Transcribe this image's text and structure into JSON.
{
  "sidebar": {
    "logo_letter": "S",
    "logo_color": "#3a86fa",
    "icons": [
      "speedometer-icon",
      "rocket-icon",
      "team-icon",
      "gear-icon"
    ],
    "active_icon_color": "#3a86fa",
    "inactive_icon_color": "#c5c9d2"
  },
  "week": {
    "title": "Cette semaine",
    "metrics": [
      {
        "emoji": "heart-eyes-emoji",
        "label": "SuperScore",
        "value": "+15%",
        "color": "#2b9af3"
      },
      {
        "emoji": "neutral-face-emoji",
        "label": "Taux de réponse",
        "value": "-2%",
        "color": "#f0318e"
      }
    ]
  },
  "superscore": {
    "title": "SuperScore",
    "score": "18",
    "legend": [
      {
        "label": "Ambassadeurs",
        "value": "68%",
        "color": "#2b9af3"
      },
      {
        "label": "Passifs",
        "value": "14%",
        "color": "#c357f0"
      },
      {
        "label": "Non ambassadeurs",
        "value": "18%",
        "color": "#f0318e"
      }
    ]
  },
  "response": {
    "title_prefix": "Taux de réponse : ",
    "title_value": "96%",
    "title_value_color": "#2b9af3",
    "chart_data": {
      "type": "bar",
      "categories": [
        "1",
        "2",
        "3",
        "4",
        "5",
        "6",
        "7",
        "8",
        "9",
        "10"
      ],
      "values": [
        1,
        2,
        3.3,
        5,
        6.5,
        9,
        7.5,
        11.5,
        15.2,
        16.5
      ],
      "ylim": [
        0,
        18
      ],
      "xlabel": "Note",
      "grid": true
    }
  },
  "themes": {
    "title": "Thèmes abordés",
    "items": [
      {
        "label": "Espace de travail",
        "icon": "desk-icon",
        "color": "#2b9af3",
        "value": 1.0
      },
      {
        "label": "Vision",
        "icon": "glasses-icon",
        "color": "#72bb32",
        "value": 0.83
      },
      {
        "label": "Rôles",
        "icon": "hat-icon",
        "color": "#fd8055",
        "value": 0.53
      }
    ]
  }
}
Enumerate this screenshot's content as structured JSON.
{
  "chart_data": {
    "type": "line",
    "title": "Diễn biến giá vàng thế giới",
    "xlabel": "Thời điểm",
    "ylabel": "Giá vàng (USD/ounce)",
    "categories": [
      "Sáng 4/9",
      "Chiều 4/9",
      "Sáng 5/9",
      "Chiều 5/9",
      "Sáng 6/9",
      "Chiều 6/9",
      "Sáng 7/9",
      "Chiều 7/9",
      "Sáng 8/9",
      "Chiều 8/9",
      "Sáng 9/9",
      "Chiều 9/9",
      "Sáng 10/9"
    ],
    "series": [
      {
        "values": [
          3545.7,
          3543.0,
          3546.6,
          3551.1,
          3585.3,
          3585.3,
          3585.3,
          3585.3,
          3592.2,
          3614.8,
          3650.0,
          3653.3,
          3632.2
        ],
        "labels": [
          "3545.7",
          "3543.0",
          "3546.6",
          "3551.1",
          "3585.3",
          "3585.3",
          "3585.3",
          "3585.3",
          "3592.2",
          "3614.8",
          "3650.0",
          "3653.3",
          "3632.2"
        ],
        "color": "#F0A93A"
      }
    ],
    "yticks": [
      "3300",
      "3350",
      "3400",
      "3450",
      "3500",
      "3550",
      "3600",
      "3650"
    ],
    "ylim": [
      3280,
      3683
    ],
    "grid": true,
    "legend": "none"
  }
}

Requirements: State how many lines of the material contain the string "Chiều", with no other words.

Response below: 6